** Written problem **
Please render every line of the items below as a numbered list, leaving out any blank lines.

** Record list **
######

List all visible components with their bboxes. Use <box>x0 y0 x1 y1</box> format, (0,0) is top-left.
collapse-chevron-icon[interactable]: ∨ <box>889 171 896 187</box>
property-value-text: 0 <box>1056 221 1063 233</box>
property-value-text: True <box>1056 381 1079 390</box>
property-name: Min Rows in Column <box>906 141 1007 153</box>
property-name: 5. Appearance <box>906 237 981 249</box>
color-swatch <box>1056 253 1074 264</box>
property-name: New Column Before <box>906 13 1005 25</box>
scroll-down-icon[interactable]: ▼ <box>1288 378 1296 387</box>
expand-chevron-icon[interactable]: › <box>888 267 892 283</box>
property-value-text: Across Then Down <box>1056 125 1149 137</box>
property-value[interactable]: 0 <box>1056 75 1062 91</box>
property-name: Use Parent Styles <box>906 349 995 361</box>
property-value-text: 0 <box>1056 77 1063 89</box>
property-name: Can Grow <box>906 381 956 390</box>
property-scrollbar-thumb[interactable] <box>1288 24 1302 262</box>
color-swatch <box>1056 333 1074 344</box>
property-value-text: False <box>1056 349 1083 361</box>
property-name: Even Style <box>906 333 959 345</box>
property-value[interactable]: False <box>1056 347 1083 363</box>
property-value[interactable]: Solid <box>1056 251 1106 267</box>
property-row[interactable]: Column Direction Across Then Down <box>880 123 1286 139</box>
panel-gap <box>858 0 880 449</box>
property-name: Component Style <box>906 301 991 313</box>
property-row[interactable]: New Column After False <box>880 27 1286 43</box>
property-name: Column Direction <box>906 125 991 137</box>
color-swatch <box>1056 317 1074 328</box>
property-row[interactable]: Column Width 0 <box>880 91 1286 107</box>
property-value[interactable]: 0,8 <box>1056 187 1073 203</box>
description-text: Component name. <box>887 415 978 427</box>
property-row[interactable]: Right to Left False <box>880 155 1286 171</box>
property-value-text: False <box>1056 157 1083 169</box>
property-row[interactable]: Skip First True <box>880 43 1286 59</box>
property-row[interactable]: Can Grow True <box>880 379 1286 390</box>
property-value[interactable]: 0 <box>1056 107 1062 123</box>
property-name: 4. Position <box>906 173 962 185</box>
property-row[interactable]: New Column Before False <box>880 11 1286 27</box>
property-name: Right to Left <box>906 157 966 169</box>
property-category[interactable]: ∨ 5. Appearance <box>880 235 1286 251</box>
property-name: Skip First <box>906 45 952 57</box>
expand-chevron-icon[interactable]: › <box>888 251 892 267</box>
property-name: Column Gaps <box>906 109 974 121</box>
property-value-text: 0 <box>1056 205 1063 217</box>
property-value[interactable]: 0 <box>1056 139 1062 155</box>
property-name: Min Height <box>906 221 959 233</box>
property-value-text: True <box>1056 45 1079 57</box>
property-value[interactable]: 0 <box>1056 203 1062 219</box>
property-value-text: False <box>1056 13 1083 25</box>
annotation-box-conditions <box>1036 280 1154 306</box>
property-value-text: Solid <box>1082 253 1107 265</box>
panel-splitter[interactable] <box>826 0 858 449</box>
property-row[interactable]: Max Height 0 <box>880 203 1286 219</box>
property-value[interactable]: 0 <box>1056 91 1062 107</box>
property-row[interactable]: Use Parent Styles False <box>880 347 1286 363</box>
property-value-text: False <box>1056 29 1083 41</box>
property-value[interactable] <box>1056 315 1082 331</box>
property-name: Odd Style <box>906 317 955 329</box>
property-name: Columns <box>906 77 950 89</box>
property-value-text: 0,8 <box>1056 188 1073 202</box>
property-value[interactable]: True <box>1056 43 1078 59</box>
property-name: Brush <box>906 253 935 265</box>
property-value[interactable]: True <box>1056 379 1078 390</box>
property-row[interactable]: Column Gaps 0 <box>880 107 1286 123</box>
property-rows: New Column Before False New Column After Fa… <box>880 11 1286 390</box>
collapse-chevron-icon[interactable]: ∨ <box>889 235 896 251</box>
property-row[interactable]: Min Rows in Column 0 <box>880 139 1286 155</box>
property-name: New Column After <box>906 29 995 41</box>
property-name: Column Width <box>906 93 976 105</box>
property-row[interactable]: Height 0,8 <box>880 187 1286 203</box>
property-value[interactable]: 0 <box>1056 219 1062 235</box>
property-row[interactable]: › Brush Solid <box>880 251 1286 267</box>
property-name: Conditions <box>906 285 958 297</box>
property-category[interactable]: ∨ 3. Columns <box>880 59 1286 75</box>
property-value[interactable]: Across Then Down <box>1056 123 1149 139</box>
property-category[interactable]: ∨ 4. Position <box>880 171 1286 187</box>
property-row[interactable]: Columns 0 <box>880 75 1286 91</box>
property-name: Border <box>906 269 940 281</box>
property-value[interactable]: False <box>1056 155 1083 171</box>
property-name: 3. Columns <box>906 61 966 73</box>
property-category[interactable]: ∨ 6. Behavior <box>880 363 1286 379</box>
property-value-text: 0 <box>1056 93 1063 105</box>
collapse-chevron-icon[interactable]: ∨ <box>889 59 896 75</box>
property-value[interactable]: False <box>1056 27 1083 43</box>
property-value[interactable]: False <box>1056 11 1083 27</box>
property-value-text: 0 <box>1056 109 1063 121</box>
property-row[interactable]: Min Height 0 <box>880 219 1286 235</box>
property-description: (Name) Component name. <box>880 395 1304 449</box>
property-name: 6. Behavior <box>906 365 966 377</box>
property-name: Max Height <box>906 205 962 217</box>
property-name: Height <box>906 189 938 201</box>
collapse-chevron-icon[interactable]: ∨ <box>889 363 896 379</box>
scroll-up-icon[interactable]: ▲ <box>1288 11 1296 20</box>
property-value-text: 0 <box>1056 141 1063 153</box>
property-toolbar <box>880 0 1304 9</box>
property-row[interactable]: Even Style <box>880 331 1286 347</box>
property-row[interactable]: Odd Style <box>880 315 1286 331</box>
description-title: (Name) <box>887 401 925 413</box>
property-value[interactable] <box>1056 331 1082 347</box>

######

** Answer **
1. List all visible components with their bboxes. Use <box>x0 y0 x1 y1</box> format, (0,0) is top-left.
2. collapse-chevron-icon[interactable]: ∨ <box>889 171 896 187</box>
3. property-value-text: 0 <box>1056 221 1063 233</box>
4. property-value-text: True <box>1056 381 1079 390</box>
5. property-name: Min Rows in Column <box>906 141 1007 153</box>
6. property-name: 5. Appearance <box>906 237 981 249</box>
7. color-swatch <box>1056 253 1074 264</box>
8. property-name: New Column Before <box>906 13 1005 25</box>
9. scroll-down-icon[interactable]: ▼ <box>1288 378 1296 387</box>
10. expand-chevron-icon[interactable]: › <box>888 267 892 283</box>
11. property-value-text: Across Then Down <box>1056 125 1149 137</box>
12. property-value[interactable]: 0 <box>1056 75 1062 91</box>
13. property-name: Use Parent Styles <box>906 349 995 361</box>
14. property-value-text: 0 <box>1056 77 1063 89</box>
15. property-name: Can Grow <box>906 381 956 390</box>
16. property-scrollbar-thumb[interactable] <box>1288 24 1302 262</box>
17. color-swatch <box>1056 333 1074 344</box>
18. property-value-text: False <box>1056 349 1083 361</box>
19. property-name: Even Style <box>906 333 959 345</box>
20. property-value[interactable]: False <box>1056 347 1083 363</box>
21. property-value[interactable]: Solid <box>1056 251 1106 267</box>
22. property-row[interactable]: Column Direction Across Then Down <box>880 123 1286 139</box>
23. panel-gap <box>858 0 880 449</box>
24. property-name: Component Style <box>906 301 991 313</box>
25. property-row[interactable]: New Column After False <box>880 27 1286 43</box>
26. property-name: Column Direction <box>906 125 991 137</box>
27. color-swatch <box>1056 317 1074 328</box>
28. property-row[interactable]: Column Width 0 <box>880 91 1286 107</box>
29. property-value[interactable]: 0,8 <box>1056 187 1073 203</box>
30. description-text: Component name. <box>887 415 978 427</box>
31. property-row[interactable]: Right to Left False <box>880 155 1286 171</box>
32. property-value-text: False <box>1056 157 1083 169</box>
33. property-row[interactable]: Skip First True <box>880 43 1286 59</box>
34. property-row[interactable]: Can Grow True <box>880 379 1286 390</box>
35. property-value[interactable]: 0 <box>1056 107 1062 123</box>
36. property-name: 4. Position <box>906 173 962 185</box>
37. property-row[interactable]: New Column Before False <box>880 11 1286 27</box>
38. property-name: Right to Left <box>906 157 966 169</box>
39. property-category[interactable]: ∨ 5. Appearance <box>880 235 1286 251</box>
40. property-name: Skip First <box>906 45 952 57</box>
41. expand-chevron-icon[interactable]: › <box>888 251 892 267</box>
42. property-name: Column Gaps <box>906 109 974 121</box>
43. property-value-text: 0 <box>1056 205 1063 217</box>
44. property-value[interactable]: 0 <box>1056 139 1062 155</box>
45. property-name: Min Height <box>906 221 959 233</box>
46. property-value-text: True <box>1056 45 1079 57</box>
47. property-value[interactable]: 0 <box>1056 203 1062 219</box>
48. property-value-text: False <box>1056 13 1083 25</box>
49. annotation-box-conditions <box>1036 280 1154 306</box>
50. property-value-text: Solid <box>1082 253 1107 265</box>
51. panel-splitter[interactable] <box>826 0 858 449</box>
52. property-row[interactable]: Max Height 0 <box>880 203 1286 219</box>
53. property-value[interactable]: 0 <box>1056 91 1062 107</box>
54. property-row[interactable]: Use Parent Styles False <box>880 347 1286 363</box>
55. property-value-text: False <box>1056 29 1083 41</box>
56. property-value[interactable] <box>1056 315 1082 331</box>
57. property-name: Odd Style <box>906 317 955 329</box>
58. property-name: Columns <box>906 77 950 89</box>
59. property-value-text: 0,8 <box>1056 188 1073 202</box>
60. property-value[interactable]: True <box>1056 43 1078 59</box>
61. property-name: Brush <box>906 253 935 265</box>
62. property-value[interactable]: True <box>1056 379 1078 390</box>
63. property-row[interactable]: Column Gaps 0 <box>880 107 1286 123</box>
64. property-rows: New Column Before False New Column After Fa… <box>880 11 1286 390</box>
65. collapse-chevron-icon[interactable]: ∨ <box>889 235 896 251</box>
66. property-row[interactable]: Min Rows in Column 0 <box>880 139 1286 155</box>
67. property-name: New Column After <box>906 29 995 41</box>
68. property-name: Column Width <box>906 93 976 105</box>
69. property-row[interactable]: Height 0,8 <box>880 187 1286 203</box>
70. property-value[interactable]: 0 <box>1056 219 1062 235</box>
71. property-row[interactable]: › Brush Solid <box>880 251 1286 267</box>
72. property-name: Conditions <box>906 285 958 297</box>
73. property-category[interactable]: ∨ 3. Columns <box>880 59 1286 75</box>
74. property-value[interactable]: Across Then Down <box>1056 123 1149 139</box>
75. property-category[interactable]: ∨ 4. Position <box>880 171 1286 187</box>
76. property-row[interactable]: Columns 0 <box>880 75 1286 91</box>
77. property-name: Border <box>906 269 940 281</box>
78. property-value[interactable]: False <box>1056 155 1083 171</box>
79. property-name: 3. Columns <box>906 61 966 73</box>
80. property-category[interactable]: ∨ 6. Behavior <box>880 363 1286 379</box>
81. property-value-text: 0 <box>1056 93 1063 105</box>
82. collapse-chevron-icon[interactable]: ∨ <box>889 59 896 75</box>
83. property-value[interactable]: False <box>1056 27 1083 43</box>
84. property-value[interactable]: False <box>1056 11 1083 27</box>
85. property-value-text: 0 <box>1056 109 1063 121</box>
86. property-row[interactable]: Min Height 0 <box>880 219 1286 235</box>
87. property-description: (Name) Component name. <box>880 395 1304 449</box>
88. property-name: 6. Behavior <box>906 365 966 377</box>
89. property-name: Max Height <box>906 205 962 217</box>
90. property-name: Height <box>906 189 938 201</box>
91. collapse-chevron-icon[interactable]: ∨ <box>889 363 896 379</box>
92. scroll-up-icon[interactable]: ▲ <box>1288 11 1296 20</box>
93. property-value-text: 0 <box>1056 141 1063 153</box>
94. property-toolbar <box>880 0 1304 9</box>
95. property-row[interactable]: Even Style <box>880 331 1286 347</box>
96. property-row[interactable]: Odd Style <box>880 315 1286 331</box>
97. description-title: (Name) <box>887 401 925 413</box>
98. property-value[interactable] <box>1056 331 1082 347</box>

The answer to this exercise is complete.